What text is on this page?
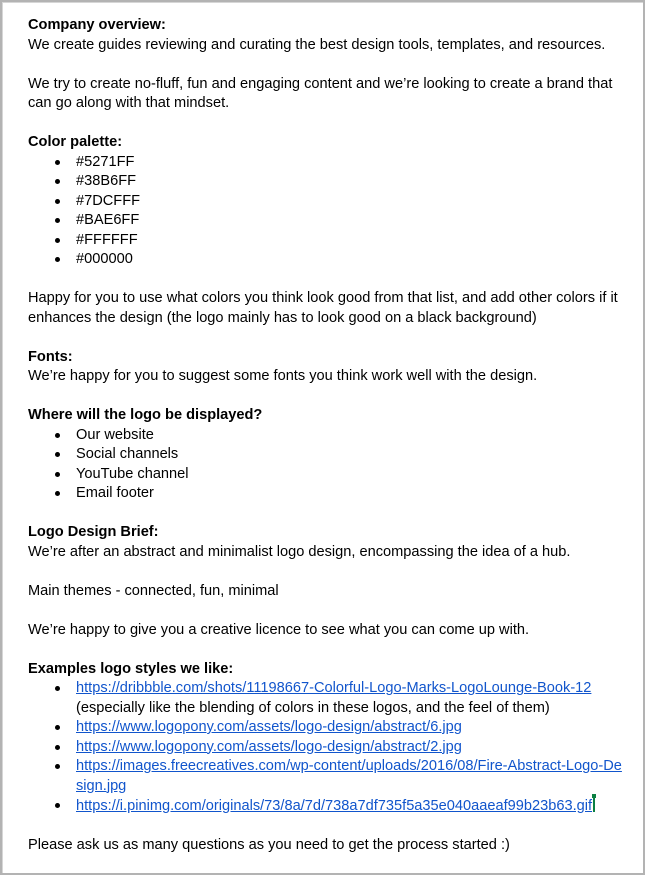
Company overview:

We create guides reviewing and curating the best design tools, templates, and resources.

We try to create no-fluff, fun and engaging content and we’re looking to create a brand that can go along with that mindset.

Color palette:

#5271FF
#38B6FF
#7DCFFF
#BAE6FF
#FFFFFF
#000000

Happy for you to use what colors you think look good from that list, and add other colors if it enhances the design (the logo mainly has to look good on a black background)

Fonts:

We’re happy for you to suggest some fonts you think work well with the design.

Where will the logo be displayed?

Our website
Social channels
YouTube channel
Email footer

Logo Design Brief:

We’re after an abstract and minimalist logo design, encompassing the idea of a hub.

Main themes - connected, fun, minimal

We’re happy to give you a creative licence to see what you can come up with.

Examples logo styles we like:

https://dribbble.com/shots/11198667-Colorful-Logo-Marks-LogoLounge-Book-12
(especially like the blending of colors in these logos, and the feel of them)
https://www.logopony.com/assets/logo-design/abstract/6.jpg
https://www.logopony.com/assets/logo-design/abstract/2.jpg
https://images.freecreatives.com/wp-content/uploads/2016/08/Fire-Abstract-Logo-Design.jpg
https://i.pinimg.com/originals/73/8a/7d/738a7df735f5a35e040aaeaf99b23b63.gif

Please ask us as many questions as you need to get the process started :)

▸ YOUR TASK: Read through the data and copy every line where "assets" shows up.

▸ THE RESULT:
https://www.logopony.com/assets/logo-design/abstract/6.jpg
https://www.logopony.com/assets/logo-design/abstract/2.jpg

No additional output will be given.